## START Passage
DW4 JAMES NYGAGAH testified that on 30. 12. 2014 he found the appellant spraying grass with chemical around the house of Zephania Kathuri.  DW3 had gone to collect a jiko manufactured by the appellant’s group project.

DW5 ZEPHANIA MUKHUTU  is a retired teacher.  The appellant is his neighbour.  His  evidence is that he is the one who employed the appellant to spray chemical on his compound.  The appellant was to spray on the grass around his house.  He does not stay at his compound and the grass had grown.  DW5 is the one who bought the  chemical known as “wipe out”.  He heard that the appellant had been arrested and was found spraying maize and spinach.  He went to the scene and found grass had withered.  The Police decided to take spinach as samples as well as soil.  The chemical was also given to the Police.  It is his evidence that he is not related to PW3, the complainant.  DW5’s further evidence is that the appellant used the wipe out chemical and not diazinon.

The prosecution case is to the effect that the appellant did administer poison on the complainant’s vegetables.  The effect of the appellant’s action was to endanger the complainant’s life.  On his part, the appellant contends that he used the wipe out substance to spray grass around DW5’s compound.  His witnesses saw him spraying the grass on DW5’s compound.  There was no intention to endanger the complainant.

The totality of the prosecution evidence does confirm that indeed the complainant’s vegetables were sprayed with a chemical.  According to PW4, the chemical found on the vegetables could cause death and is harmful to human beings.

Although DW5 testified  that he gave the appellant chemical known as Wipe Out which is used to clear weeds, it appears that the substance does contain harmful chemicals.  There is no evidence that the appellant used a different chemical from the one given to him by DW5.  His wife and daughter saw him mixing the chemical.  DW4 saw the appellant spraying the grass using the chemicals.  On the other hand, PW1 saw the appellant spraying his grandmother’s vegetables.  The vegetables withered after sometime and could not be consumed.

What I can deduce from the case is that indeed the appellant went ahead and sprayed the complainant’s vegetables with the chemical that was meant to clear the grass.  The appellant’s action cannot be left unpunished.  Had the appellant simply sprayed the grass without extending to the complainant’s farm, he could not have been charged.  The appellant went beyond DW5’s instructions.  The alledged misunderstandings between the complainant and DW5 cannot be the source of the criminal case.  The fact remains that the complainant’s vegetables were sprayed with a chemical which endangered the complainant’s life.  I do find that the appeal on conviction lacks merit.
## END Passage
## START Data supplied
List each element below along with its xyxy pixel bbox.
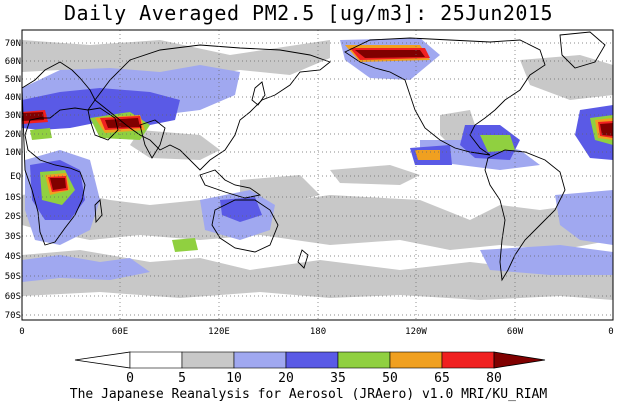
colorbar-label: 80 (486, 371, 502, 386)
colorbar-label: 65 (434, 371, 450, 386)
lat-label: 60S (5, 292, 21, 302)
lat-label: 10N (5, 148, 21, 158)
colorbar-segment (285, 351, 339, 369)
lat-label: 40S (5, 252, 21, 262)
lon-label: 180 (310, 327, 326, 337)
lat-label: 30S (5, 232, 21, 242)
colorbar-label: 50 (382, 371, 398, 386)
colorbar-segment (337, 351, 391, 369)
colorbar: 0 5 10 20 35 50 65 80 (74, 351, 546, 386)
map-title: Daily Averaged PM2.5 [ug/m3]: 25Jun2015 (63, 1, 554, 25)
lon-label: 0 (608, 327, 613, 337)
colorbar-segment (181, 351, 235, 369)
lon-label: 60E (112, 327, 128, 337)
lon-label: 120E (208, 327, 230, 337)
colorbar-label: 35 (330, 371, 346, 386)
lat-label: 50N (5, 75, 21, 85)
lat-label: 70N (5, 39, 21, 49)
coastlines (22, 31, 606, 282)
colorbar-segment (441, 351, 495, 369)
colorbar-label: 0 (126, 371, 134, 386)
credit-line: The Japanese Reanalysis for Aerosol (JRA… (69, 387, 548, 402)
lon-label: 120W (405, 327, 427, 337)
lon-label: 0 (19, 327, 24, 337)
lat-label: 30N (5, 111, 21, 121)
colorbar-segment (129, 351, 183, 369)
colorbar-label: 10 (226, 371, 242, 386)
lat-label: 50S (5, 272, 21, 282)
lat-label: 20N (5, 130, 21, 140)
colorbar-label: 5 (178, 371, 186, 386)
colorbar-lower-arrow (74, 351, 131, 369)
map-frame (21, 29, 614, 321)
lat-label: 60N (5, 57, 21, 67)
lat-label: 70S (5, 311, 21, 321)
colorbar-upper-arrow (493, 351, 546, 369)
colorbar-label: 20 (278, 371, 294, 386)
colorbar-segment (233, 351, 287, 369)
lat-label: EQ (10, 172, 21, 182)
graticule (22, 30, 613, 320)
colorbar-segment (389, 351, 443, 369)
lat-label: 10S (5, 193, 21, 203)
lon-axis: 0 60E 120E 180 120W 60W 0 (19, 327, 613, 337)
lat-label: 20S (5, 212, 21, 222)
lat-axis: 70N 60N 50N 40N 30N 20N 10N EQ 10S 20S 3… (5, 39, 21, 321)
lon-label: 60W (507, 327, 524, 337)
lat-label: 40N (5, 93, 21, 103)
## END Data supplied
■ **Work required**: Return the part of the court judgment starting with "What I can deduce" and going on through "conviction lacks merit.", word for word. The records have nothing to do with this.

■ **Solution to this task**:
What I can deduce from the case is that indeed the appellant went ahead and sprayed the complainant’s vegetables with the chemical that was meant to clear the grass.  The appellant’s action cannot be left unpunished.  Had the appellant simply sprayed the grass without extending to the complainant’s farm, he could not have been charged.  The appellant went beyond DW5’s instructions.  The alledged misunderstandings between the complainant and DW5 cannot be the source of the criminal case.  The fact remains that the complainant’s vegetables were sprayed with a chemical which endangered the complainant’s life.  I do find that the appeal on conviction lacks merit.